> _Selected extract_
####################
Keplerian orbits are defined based on two assumptions. The first is that there are only two bodies in the model - the central body, and the satellite. The second is that both bodies are modeled as point masses - each body has a uniform gravitational field around a single point at the very center of the body.

When dealing with the real world, however, the Earth's gravity is not the only force acting upon our orbiting spacecraft. In fact, depending upon where our spacecraft is in space, bodies such as the Moon, the Sun, and even Jupiter can change our orbits in small ways (and sometimes big ways). To increase the fidelity of our analyses, we can add more perturbing forces to our calculations. When we are calculating our orbit with two main gravitational bodies and our spacecraft (three bodies in total), we call that a "Three Body Problem". When three bodies aren't enough and we add more, we call it a "Multi-Body" Problem. However, when dealing with three body and multi-body problems, it is very difficult to calculate by hand. So, the best tool to use for these calculations is a spaceflight simulator, like FreeFlyer.
####################
> _Raw data_
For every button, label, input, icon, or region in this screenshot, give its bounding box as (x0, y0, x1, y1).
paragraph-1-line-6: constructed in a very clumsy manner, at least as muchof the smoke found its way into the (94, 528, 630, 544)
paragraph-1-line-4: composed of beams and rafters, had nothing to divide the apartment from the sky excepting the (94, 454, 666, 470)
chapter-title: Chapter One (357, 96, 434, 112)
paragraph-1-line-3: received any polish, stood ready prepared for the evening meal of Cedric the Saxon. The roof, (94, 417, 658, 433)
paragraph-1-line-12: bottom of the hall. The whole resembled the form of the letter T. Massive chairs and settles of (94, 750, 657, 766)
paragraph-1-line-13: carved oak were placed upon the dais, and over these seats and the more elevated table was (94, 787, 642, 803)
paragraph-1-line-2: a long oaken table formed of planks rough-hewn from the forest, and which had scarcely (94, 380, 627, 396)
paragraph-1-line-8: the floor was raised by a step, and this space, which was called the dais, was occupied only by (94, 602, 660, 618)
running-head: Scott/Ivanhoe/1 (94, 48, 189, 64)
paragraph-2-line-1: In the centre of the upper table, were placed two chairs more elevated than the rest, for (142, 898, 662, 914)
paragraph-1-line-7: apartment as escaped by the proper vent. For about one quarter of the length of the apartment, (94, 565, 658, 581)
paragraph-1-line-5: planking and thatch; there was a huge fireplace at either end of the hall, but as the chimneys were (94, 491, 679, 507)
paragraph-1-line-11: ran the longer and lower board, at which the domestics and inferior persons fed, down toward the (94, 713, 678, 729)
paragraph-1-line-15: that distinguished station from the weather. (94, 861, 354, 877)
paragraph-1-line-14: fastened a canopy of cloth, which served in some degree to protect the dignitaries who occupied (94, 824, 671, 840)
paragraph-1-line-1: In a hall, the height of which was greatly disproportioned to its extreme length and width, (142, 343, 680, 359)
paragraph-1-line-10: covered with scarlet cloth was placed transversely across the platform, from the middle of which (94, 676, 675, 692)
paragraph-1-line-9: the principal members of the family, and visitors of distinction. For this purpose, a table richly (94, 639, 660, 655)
####################
> _Exercise goal_
Using the text on Keplerian orbits, explain in one to three sentences why perturbing forces are added to orbit calculations and why a spaceflight simulator is recommended for those calculations.

> _Result for this task_
In the real world, Earth's gravity is not the only force acting on a spacecraft, since bodies such as the Moon, the Sun, and Jupiter can change its orbit, so adding perturbing forces increases the fidelity of the analyses. Three-body and multi-body problems are very difficult to calculate by hand, which makes a spaceflight simulator such as FreeFlyer the best tool.